- [To be done]
Return verbatim every line from the beginning of the records through the line that contains "bar-track <box>502 816 928 845</box>", including that line.

(Dataset entries)
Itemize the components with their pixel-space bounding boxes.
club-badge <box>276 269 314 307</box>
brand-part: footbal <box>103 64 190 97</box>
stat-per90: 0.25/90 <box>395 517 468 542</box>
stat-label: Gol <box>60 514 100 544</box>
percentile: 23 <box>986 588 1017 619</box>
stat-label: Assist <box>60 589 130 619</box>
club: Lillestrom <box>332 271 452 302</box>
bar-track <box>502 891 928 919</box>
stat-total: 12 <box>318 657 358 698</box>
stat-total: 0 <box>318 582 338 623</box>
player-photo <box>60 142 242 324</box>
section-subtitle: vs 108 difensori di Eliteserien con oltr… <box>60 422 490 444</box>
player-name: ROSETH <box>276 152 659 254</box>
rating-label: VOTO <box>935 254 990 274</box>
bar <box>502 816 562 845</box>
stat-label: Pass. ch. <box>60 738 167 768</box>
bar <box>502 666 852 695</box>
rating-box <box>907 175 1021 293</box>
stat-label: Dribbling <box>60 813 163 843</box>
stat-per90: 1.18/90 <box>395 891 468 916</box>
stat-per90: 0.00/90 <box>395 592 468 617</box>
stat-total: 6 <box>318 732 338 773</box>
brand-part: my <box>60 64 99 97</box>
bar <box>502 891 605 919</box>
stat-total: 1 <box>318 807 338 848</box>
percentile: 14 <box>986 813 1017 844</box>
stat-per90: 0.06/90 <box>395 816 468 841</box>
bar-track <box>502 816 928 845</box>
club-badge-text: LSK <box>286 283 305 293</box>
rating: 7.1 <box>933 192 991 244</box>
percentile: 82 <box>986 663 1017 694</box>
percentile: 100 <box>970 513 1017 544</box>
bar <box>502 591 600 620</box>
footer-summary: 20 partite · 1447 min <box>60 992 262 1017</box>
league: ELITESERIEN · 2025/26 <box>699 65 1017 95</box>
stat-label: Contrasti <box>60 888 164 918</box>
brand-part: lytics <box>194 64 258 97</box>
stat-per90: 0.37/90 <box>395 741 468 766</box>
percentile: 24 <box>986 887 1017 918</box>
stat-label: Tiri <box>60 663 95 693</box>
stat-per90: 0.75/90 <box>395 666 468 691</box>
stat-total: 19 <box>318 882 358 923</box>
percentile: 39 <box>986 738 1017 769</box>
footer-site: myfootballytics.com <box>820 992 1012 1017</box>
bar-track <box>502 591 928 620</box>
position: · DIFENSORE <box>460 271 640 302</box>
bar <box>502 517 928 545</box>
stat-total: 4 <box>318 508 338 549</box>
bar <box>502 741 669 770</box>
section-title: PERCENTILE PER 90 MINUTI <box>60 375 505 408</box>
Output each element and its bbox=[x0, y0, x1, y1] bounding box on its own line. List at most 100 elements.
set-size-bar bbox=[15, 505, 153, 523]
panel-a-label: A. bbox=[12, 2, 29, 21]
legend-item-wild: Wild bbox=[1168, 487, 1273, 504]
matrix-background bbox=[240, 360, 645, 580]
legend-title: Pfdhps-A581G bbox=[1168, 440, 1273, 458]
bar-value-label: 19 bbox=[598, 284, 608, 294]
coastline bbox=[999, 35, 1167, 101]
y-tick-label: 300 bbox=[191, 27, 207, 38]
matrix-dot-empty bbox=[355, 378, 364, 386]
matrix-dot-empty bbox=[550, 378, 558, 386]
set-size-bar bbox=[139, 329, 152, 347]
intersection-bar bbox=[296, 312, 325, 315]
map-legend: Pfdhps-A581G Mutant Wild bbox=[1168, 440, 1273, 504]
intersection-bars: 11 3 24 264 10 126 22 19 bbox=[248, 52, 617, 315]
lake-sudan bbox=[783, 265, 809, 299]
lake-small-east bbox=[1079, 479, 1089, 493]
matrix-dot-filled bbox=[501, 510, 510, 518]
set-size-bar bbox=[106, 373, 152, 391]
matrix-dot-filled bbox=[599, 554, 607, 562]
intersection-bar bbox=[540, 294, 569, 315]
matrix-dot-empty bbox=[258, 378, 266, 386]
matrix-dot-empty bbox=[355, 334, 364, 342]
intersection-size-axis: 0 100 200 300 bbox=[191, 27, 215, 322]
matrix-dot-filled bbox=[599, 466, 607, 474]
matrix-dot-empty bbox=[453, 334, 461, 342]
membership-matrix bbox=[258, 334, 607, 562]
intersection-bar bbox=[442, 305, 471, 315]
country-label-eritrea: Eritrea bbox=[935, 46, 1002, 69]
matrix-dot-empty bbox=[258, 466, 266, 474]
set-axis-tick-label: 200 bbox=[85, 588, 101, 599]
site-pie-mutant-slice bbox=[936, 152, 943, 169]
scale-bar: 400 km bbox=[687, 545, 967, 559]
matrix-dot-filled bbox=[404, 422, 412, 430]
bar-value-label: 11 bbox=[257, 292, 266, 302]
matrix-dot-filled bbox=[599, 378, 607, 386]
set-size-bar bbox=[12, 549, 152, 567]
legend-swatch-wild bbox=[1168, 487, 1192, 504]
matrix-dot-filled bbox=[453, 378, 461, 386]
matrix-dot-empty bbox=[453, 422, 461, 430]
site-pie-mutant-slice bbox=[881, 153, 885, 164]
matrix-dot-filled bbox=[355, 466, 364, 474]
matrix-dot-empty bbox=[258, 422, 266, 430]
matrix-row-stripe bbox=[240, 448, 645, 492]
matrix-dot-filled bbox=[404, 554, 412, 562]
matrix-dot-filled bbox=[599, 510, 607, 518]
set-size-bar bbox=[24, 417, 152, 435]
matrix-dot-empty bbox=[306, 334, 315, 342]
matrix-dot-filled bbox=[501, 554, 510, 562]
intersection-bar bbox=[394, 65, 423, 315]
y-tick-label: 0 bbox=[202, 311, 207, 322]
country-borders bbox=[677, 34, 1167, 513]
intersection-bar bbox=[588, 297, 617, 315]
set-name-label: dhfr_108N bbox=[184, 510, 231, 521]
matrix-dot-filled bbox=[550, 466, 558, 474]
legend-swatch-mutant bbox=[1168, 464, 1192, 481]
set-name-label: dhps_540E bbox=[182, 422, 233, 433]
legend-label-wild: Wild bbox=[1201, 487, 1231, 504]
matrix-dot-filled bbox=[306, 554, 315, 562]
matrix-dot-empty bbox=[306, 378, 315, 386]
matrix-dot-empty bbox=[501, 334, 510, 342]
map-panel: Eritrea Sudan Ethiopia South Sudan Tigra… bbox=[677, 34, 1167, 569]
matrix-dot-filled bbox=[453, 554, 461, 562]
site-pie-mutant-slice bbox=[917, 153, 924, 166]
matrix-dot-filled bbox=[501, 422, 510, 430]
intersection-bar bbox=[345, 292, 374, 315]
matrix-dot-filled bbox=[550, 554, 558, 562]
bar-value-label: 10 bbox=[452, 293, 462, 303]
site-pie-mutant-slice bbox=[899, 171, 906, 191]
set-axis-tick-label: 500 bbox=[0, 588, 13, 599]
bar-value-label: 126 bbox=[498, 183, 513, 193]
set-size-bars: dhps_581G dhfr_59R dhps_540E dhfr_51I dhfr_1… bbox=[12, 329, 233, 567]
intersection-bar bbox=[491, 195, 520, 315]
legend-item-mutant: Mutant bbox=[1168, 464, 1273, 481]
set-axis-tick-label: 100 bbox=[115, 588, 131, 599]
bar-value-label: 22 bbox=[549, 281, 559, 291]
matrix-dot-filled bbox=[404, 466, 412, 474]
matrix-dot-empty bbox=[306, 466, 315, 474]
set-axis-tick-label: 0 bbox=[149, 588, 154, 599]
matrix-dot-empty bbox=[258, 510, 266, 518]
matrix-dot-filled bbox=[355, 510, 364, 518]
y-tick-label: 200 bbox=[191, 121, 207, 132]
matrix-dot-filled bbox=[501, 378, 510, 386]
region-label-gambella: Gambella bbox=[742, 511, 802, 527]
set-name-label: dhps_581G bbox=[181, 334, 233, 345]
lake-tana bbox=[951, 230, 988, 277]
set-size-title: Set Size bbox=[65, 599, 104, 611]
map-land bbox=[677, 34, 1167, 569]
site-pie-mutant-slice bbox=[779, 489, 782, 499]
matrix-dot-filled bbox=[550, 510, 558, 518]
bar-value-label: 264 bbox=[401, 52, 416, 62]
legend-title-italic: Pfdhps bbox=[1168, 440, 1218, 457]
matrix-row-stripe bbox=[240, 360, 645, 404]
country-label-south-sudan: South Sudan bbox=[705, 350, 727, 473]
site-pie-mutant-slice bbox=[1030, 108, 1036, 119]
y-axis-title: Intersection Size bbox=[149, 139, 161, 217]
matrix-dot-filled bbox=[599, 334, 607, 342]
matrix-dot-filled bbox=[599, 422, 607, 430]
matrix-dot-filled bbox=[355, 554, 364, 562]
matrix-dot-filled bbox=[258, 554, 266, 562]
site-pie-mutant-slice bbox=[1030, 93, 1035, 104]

- [Result of this exercise]
Itemize the components with their pixel-space bounding boxes.
club-badge <box>276 269 314 307</box>
brand-part: footbal <box>103 64 190 97</box>
stat-per90: 0.25/90 <box>395 517 468 542</box>
stat-label: Gol <box>60 514 100 544</box>
percentile: 23 <box>986 588 1017 619</box>
stat-label: Assist <box>60 589 130 619</box>
club: Lillestrom <box>332 271 452 302</box>
bar-track <box>502 891 928 919</box>
stat-total: 12 <box>318 657 358 698</box>
stat-total: 0 <box>318 582 338 623</box>
player-photo <box>60 142 242 324</box>
section-subtitle: vs 108 difensori di Eliteserien con oltr… <box>60 422 490 444</box>
player-name: ROSETH <box>276 152 659 254</box>
rating-label: VOTO <box>935 254 990 274</box>
bar <box>502 816 562 845</box>
stat-label: Pass. ch. <box>60 738 167 768</box>
bar <box>502 666 852 695</box>
rating-box <box>907 175 1021 293</box>
stat-label: Dribbling <box>60 813 163 843</box>
stat-per90: 1.18/90 <box>395 891 468 916</box>
stat-per90: 0.00/90 <box>395 592 468 617</box>
stat-total: 6 <box>318 732 338 773</box>
brand-part: my <box>60 64 99 97</box>
bar <box>502 891 605 919</box>
stat-total: 1 <box>318 807 338 848</box>
percentile: 14 <box>986 813 1017 844</box>
stat-per90: 0.06/90 <box>395 816 468 841</box>
bar-track <box>502 816 928 845</box>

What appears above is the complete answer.